Records provided:
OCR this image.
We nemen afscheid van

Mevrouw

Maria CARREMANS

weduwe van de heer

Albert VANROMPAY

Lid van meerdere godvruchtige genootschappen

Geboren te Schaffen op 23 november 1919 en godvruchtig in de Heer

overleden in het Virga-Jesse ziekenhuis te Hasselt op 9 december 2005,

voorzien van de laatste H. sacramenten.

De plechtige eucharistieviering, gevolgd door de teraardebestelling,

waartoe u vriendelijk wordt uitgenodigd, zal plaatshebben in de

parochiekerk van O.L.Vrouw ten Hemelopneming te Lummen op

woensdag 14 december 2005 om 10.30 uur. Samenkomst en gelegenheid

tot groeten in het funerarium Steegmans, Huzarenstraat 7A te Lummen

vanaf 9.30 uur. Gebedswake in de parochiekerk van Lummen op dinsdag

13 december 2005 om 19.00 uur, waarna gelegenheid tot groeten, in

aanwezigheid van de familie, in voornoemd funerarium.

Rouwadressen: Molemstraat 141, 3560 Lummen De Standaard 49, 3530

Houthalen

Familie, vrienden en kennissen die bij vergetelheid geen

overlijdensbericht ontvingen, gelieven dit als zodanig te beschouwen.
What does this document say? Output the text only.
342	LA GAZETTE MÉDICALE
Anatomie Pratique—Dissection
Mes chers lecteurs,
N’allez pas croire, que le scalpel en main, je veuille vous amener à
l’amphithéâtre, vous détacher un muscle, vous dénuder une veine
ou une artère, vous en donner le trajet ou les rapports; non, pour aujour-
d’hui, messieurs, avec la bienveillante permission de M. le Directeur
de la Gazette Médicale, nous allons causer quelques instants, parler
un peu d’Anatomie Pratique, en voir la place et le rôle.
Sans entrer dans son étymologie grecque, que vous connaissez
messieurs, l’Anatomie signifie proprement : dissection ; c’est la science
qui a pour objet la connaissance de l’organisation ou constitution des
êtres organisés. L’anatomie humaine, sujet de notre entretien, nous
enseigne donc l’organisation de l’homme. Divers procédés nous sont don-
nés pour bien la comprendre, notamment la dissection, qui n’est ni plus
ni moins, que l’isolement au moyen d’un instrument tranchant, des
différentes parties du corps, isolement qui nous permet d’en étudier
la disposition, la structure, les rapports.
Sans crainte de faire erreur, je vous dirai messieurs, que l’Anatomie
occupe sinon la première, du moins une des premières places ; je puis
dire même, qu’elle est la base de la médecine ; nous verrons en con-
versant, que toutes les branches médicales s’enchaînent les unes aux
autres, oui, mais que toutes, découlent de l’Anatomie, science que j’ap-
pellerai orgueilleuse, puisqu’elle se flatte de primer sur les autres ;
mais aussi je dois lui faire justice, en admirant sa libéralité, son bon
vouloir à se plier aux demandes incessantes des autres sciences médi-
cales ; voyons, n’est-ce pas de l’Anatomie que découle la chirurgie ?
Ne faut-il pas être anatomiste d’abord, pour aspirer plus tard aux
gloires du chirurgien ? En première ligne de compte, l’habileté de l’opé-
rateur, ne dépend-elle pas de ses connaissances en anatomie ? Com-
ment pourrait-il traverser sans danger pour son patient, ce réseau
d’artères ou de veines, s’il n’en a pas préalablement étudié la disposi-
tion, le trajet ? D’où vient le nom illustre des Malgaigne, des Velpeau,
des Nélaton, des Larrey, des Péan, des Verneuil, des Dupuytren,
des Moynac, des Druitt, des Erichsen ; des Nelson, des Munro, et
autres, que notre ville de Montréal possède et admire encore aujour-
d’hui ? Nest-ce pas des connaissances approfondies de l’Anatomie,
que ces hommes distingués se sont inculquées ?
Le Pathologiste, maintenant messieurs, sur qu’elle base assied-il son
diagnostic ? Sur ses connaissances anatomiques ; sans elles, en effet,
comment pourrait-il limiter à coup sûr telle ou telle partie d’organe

To be done: Pull out every line in the material above where "rapports" occurs.

Answer to this task:
ou une artère, vous en donner le trajet ou les rapports; non, pour aujour-
la disposition, la structure, les rapports.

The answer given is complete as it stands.